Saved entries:
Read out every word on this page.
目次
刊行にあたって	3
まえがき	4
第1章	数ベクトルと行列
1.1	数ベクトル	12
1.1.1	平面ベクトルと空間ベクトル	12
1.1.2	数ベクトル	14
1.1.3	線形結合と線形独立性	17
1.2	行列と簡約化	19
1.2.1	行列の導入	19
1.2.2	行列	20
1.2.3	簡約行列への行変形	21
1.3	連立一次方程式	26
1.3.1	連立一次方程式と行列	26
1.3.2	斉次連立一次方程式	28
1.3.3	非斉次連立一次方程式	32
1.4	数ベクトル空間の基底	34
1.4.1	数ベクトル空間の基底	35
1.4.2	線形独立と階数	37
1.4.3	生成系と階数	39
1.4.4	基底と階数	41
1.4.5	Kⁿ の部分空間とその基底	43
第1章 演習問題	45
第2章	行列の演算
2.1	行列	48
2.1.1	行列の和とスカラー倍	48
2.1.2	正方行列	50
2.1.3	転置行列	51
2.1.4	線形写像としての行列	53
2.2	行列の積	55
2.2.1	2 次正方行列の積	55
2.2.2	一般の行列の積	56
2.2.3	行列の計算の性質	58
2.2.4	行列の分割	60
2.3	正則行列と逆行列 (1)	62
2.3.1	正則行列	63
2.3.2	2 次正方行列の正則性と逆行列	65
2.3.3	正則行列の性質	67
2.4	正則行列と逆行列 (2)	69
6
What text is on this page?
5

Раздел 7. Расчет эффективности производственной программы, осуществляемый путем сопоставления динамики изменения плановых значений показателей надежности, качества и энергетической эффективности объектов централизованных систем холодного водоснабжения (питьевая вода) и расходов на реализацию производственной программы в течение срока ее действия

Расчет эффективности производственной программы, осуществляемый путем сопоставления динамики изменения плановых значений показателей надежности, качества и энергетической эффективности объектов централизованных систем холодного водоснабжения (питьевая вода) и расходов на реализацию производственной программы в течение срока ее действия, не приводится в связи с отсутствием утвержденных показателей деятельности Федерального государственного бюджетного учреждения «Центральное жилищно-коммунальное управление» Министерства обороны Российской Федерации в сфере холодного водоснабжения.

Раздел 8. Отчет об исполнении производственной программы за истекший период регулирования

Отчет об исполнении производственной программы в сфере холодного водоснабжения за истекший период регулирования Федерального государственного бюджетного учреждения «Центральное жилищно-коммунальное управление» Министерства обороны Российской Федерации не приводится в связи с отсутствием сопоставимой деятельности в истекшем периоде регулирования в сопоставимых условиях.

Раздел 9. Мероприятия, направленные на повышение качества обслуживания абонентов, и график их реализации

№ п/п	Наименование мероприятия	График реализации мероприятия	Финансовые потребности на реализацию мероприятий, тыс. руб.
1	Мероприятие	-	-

TO DO:
What do the records say? Quote them all exactly.

TASK SOLUTION:
Read out every word on this page.
目次
刊行にあたって	3
まえがき	4
第1章	数ベクトルと行列
1.1	数ベクトル	12
1.1.1	平面ベクトルと空間ベクトル	12
1.1.2	数ベクトル	14
1.1.3	線形結合と線形独立性	17
1.2	行列と簡約化	19
1.2.1	行列の導入	19
1.2.2	行列	20
1.2.3	簡約行列への行変形	21
1.3	連立一次方程式	26
1.3.1	連立一次方程式と行列	26
1.3.2	斉次連立一次方程式	28
1.3.3	非斉次連立一次方程式	32
1.4	数ベクトル空間の基底	34
1.4.1	数ベクトル空間の基底	35
1.4.2	線形独立と階数	37
1.4.3	生成系と階数	39
1.4.4	基底と階数	41
1.4.5	Kⁿ の部分空間とその基底	43
第1章 演習問題	45
第2章	行列の演算
2.1	行列	48
2.1.1	行列の和とスカラー倍	48
2.1.2	正方行列	50
2.1.3	転置行列	51
2.1.4	線形写像としての行列	53
2.2	行列の積	55
2.2.1	2 次正方行列の積	55
2.2.2	一般の行列の積	56
2.2.3	行列の計算の性質	58
2.2.4	行列の分割	60
2.3	正則行列と逆行列 (1)	62
2.3.1	正則行列	63
2.3.2	2 次正方行列の正則性と逆行列	65
2.3.3	正則行列の性質	67
2.4	正則行列と逆行列 (2)	69
6
What text is on this page?
5

Раздел 7. Расчет эффективности производственной программы, осуществляемый путем сопоставления динамики изменения плановых значений показателей надежности, качества и энергетической эффективности объектов централизованных систем холодного водоснабжения (питьевая вода) и расходов на реализацию производственной программы в течение срока ее действия

Расчет эффективности производственной программы, осуществляемый путем сопоставления динамики изменения плановых значений показателей надежности, качества и энергетической эффективности объектов централизованных систем холодного водоснабжения (питьевая вода) и расходов на реализацию производственной программы в течение срока ее действия, не приводится в связи с отсутствием утвержденных показателей деятельности Федерального государственного бюджетного учреждения «Центральное жилищно-коммунальное управление» Министерства обороны Российской Федерации в сфере холодного водоснабжения.

Раздел 8. Отчет об исполнении производственной программы за истекший период регулирования

Отчет об исполнении производственной программы в сфере холодного водоснабжения за истекший период регулирования Федерального государственного бюджетного учреждения «Центральное жилищно-коммунальное управление» Министерства обороны Российской Федерации не приводится в связи с отсутствием сопоставимой деятельности в истекшем периоде регулирования в сопоставимых условиях.

Раздел 9. Мероприятия, направленные на повышение качества обслуживания абонентов, и график их реализации

№ п/п	Наименование мероприятия	График реализации мероприятия	Финансовые потребности на реализацию мероприятий, тыс. руб.
1	Мероприятие	-	-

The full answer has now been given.